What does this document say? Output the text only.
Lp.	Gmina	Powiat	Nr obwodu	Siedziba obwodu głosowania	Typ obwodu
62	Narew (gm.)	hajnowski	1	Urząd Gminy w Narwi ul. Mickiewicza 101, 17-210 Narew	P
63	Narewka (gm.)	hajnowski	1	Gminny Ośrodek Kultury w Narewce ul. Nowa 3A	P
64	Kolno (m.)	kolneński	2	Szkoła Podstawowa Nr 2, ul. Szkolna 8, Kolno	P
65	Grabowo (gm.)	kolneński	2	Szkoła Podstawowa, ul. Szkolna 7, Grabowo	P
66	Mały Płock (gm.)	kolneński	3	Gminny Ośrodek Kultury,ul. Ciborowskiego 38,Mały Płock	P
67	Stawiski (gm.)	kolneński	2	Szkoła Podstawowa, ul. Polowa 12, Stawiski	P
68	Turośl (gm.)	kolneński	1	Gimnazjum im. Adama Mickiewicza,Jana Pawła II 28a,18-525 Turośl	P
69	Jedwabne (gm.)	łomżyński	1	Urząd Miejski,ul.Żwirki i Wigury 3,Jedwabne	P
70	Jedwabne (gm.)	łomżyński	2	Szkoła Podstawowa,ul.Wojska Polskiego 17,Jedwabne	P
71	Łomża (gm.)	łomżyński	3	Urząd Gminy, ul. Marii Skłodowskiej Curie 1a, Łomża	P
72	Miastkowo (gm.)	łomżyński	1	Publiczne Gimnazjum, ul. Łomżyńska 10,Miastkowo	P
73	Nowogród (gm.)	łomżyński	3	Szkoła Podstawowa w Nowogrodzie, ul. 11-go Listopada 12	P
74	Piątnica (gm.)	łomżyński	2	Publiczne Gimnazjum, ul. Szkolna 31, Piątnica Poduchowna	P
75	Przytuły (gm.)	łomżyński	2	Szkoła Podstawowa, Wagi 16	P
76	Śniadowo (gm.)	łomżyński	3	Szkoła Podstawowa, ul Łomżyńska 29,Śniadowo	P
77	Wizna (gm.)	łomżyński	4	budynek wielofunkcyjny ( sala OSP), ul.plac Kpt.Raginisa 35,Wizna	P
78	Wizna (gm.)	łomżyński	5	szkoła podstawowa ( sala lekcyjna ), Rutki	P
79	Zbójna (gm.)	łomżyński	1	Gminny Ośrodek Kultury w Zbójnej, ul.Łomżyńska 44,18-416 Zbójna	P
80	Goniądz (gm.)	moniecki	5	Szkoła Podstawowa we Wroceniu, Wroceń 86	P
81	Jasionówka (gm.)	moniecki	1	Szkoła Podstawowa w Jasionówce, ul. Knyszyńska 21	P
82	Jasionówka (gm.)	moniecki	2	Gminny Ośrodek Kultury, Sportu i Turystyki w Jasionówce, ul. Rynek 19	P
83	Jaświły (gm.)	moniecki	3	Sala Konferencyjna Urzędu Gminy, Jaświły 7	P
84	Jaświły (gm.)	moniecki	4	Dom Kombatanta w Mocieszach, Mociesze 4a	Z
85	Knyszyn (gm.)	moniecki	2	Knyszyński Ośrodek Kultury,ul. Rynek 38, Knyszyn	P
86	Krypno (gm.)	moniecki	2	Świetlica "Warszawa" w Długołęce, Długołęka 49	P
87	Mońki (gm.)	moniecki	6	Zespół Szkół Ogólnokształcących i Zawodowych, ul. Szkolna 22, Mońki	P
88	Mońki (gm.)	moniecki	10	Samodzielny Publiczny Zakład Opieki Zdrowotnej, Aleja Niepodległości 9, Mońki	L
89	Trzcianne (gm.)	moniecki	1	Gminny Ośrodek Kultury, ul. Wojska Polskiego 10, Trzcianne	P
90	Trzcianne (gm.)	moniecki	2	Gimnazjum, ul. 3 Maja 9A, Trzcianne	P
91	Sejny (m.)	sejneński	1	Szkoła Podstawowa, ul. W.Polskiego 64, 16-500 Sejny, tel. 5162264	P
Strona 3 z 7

········

[YOUR INSTRUCTIONS]
Return the entries above exactly, each one complete.

[SOLVED EXERCISE]
What does this document say? Output the text only.
Lp.	Gmina	Powiat	Nr obwodu	Siedziba obwodu głosowania	Typ obwodu
62	Narew (gm.)	hajnowski	1	Urząd Gminy w Narwi ul. Mickiewicza 101, 17-210 Narew	P
63	Narewka (gm.)	hajnowski	1	Gminny Ośrodek Kultury w Narewce ul. Nowa 3A	P
64	Kolno (m.)	kolneński	2	Szkoła Podstawowa Nr 2, ul. Szkolna 8, Kolno	P
65	Grabowo (gm.)	kolneński	2	Szkoła Podstawowa, ul. Szkolna 7, Grabowo	P
66	Mały Płock (gm.)	kolneński	3	Gminny Ośrodek Kultury,ul. Ciborowskiego 38,Mały Płock	P
67	Stawiski (gm.)	kolneński	2	Szkoła Podstawowa, ul. Polowa 12, Stawiski	P
68	Turośl (gm.)	kolneński	1	Gimnazjum im. Adama Mickiewicza,Jana Pawła II 28a,18-525 Turośl	P
69	Jedwabne (gm.)	łomżyński	1	Urząd Miejski,ul.Żwirki i Wigury 3,Jedwabne	P
70	Jedwabne (gm.)	łomżyński	2	Szkoła Podstawowa,ul.Wojska Polskiego 17,Jedwabne	P
71	Łomża (gm.)	łomżyński	3	Urząd Gminy, ul. Marii Skłodowskiej Curie 1a, Łomża	P
72	Miastkowo (gm.)	łomżyński	1	Publiczne Gimnazjum, ul. Łomżyńska 10,Miastkowo	P
73	Nowogród (gm.)	łomżyński	3	Szkoła Podstawowa w Nowogrodzie, ul. 11-go Listopada 12	P
74	Piątnica (gm.)	łomżyński	2	Publiczne Gimnazjum, ul. Szkolna 31, Piątnica Poduchowna	P
75	Przytuły (gm.)	łomżyński	2	Szkoła Podstawowa, Wagi 16	P
76	Śniadowo (gm.)	łomżyński	3	Szkoła Podstawowa, ul Łomżyńska 29,Śniadowo	P
77	Wizna (gm.)	łomżyński	4	budynek wielofunkcyjny ( sala OSP), ul.plac Kpt.Raginisa 35,Wizna	P
78	Wizna (gm.)	łomżyński	5	szkoła podstawowa ( sala lekcyjna ), Rutki	P
79	Zbójna (gm.)	łomżyński	1	Gminny Ośrodek Kultury w Zbójnej, ul.Łomżyńska 44,18-416 Zbójna	P
80	Goniądz (gm.)	moniecki	5	Szkoła Podstawowa we Wroceniu, Wroceń 86	P
81	Jasionówka (gm.)	moniecki	1	Szkoła Podstawowa w Jasionówce, ul. Knyszyńska 21	P
82	Jasionówka (gm.)	moniecki	2	Gminny Ośrodek Kultury, Sportu i Turystyki w Jasionówce, ul. Rynek 19	P
83	Jaświły (gm.)	moniecki	3	Sala Konferencyjna Urzędu Gminy, Jaświły 7	P
84	Jaświły (gm.)	moniecki	4	Dom Kombatanta w Mocieszach, Mociesze 4a	Z
85	Knyszyn (gm.)	moniecki	2	Knyszyński Ośrodek Kultury,ul. Rynek 38, Knyszyn	P
86	Krypno (gm.)	moniecki	2	Świetlica "Warszawa" w Długołęce, Długołęka 49	P
87	Mońki (gm.)	moniecki	6	Zespół Szkół Ogólnokształcących i Zawodowych, ul. Szkolna 22, Mońki	P
88	Mońki (gm.)	moniecki	10	Samodzielny Publiczny Zakład Opieki Zdrowotnej, Aleja Niepodległości 9, Mońki	L
89	Trzcianne (gm.)	moniecki	1	Gminny Ośrodek Kultury, ul. Wojska Polskiego 10, Trzcianne	P
90	Trzcianne (gm.)	moniecki	2	Gimnazjum, ul. 3 Maja 9A, Trzcianne	P
91	Sejny (m.)	sejneński	1	Szkoła Podstawowa, ul. W.Polskiego 64, 16-500 Sejny, tel. 5162264	P
Strona 3 z 7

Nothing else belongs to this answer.